--- start DATA FOR THIS TASK ---

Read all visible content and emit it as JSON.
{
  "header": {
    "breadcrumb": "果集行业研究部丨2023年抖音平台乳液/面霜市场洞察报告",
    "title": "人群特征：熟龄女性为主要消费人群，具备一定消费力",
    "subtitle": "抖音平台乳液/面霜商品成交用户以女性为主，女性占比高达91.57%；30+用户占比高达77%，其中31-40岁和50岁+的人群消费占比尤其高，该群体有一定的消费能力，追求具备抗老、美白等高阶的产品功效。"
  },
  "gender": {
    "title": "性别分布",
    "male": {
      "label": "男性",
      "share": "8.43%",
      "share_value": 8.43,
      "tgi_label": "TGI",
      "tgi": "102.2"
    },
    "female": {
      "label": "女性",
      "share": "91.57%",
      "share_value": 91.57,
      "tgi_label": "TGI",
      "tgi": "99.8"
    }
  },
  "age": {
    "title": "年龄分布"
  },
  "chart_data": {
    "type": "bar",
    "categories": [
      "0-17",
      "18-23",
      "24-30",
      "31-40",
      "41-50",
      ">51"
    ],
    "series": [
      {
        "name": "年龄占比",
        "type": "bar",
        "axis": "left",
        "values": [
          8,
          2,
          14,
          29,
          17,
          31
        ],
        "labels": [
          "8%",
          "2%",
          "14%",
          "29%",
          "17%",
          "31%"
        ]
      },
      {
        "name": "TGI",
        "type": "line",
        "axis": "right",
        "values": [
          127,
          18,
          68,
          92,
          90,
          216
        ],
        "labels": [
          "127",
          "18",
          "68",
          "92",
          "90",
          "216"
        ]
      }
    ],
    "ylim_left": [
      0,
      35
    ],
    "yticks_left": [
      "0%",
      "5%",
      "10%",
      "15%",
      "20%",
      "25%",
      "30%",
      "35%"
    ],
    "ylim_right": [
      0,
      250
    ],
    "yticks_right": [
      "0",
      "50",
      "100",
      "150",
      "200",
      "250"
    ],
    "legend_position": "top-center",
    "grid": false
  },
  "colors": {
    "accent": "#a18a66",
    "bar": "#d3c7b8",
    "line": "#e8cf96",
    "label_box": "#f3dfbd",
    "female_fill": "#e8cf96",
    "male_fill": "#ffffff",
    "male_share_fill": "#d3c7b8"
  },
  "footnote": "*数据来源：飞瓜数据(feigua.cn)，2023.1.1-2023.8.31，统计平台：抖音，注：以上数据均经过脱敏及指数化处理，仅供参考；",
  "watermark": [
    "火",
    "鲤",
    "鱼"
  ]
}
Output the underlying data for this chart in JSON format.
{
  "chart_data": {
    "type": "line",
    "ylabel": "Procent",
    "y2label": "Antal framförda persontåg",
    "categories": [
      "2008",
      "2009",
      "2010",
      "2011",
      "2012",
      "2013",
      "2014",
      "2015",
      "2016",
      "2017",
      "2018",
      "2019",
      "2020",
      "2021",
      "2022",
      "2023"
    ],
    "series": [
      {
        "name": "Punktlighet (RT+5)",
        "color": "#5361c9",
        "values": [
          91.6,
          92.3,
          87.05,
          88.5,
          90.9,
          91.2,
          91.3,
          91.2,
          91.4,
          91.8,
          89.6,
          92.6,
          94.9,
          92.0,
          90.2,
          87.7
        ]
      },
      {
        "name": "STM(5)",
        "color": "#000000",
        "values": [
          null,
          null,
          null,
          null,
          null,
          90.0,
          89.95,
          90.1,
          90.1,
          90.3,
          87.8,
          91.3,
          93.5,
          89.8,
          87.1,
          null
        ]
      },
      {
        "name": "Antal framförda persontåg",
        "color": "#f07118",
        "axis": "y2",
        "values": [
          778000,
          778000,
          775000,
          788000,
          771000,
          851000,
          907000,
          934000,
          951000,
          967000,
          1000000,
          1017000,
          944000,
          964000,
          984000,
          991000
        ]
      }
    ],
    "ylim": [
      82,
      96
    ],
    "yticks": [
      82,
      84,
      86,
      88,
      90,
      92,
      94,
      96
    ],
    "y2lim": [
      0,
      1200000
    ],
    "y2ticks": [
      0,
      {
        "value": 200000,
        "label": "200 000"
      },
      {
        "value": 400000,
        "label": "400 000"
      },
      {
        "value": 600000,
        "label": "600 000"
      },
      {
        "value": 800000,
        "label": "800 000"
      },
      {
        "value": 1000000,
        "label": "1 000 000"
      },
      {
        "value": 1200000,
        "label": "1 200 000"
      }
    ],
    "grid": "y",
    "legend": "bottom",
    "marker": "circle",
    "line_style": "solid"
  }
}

--- end DATA FOR THIS TASK ---

▸ TASK GOAL:
Your answer should be one number: how many lines of the listing include the word "JSON".

▸ WORKED SOLUTION:
2